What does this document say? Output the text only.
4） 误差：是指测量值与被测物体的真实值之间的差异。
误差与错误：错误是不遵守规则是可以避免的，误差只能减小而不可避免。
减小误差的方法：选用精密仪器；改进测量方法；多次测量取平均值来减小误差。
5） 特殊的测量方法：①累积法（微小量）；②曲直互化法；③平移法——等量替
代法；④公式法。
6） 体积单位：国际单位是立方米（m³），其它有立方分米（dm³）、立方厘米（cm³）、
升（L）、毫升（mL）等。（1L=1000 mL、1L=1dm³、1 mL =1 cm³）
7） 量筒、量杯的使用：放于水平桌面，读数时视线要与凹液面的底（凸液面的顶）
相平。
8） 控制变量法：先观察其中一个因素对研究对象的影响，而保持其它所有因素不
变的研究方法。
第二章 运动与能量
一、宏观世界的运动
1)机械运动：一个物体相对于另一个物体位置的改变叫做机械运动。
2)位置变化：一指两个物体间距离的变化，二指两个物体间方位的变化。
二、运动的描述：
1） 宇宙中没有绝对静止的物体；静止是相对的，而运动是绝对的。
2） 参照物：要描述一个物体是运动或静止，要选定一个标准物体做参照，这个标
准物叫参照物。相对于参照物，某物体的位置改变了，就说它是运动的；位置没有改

### SHORT TASK
Repeat all of the entries exactly.

### TASK ANSWER
What does this document say? Output the text only.
4） 误差：是指测量值与被测物体的真实值之间的差异。
误差与错误：错误是不遵守规则是可以避免的，误差只能减小而不可避免。
减小误差的方法：选用精密仪器；改进测量方法；多次测量取平均值来减小误差。
5） 特殊的测量方法：①累积法（微小量）；②曲直互化法；③平移法——等量替
代法；④公式法。
6） 体积单位：国际单位是立方米（m³），其它有立方分米（dm³）、立方厘米（cm³）、
升（L）、毫升（mL）等。（1L=1000 mL、1L=1dm³、1 mL =1 cm³）
7） 量筒、量杯的使用：放于水平桌面，读数时视线要与凹液面的底（凸液面的顶）
相平。
8） 控制变量法：先观察其中一个因素对研究对象的影响，而保持其它所有因素不
变的研究方法。
第二章 运动与能量
一、宏观世界的运动
1)机械运动：一个物体相对于另一个物体位置的改变叫做机械运动。
2)位置变化：一指两个物体间距离的变化，二指两个物体间方位的变化。
二、运动的描述：
1） 宇宙中没有绝对静止的物体；静止是相对的，而运动是绝对的。
2） 参照物：要描述一个物体是运动或静止，要选定一个标准物体做参照，这个标
准物叫参照物。相对于参照物，某物体的位置改变了，就说它是运动的；位置没有改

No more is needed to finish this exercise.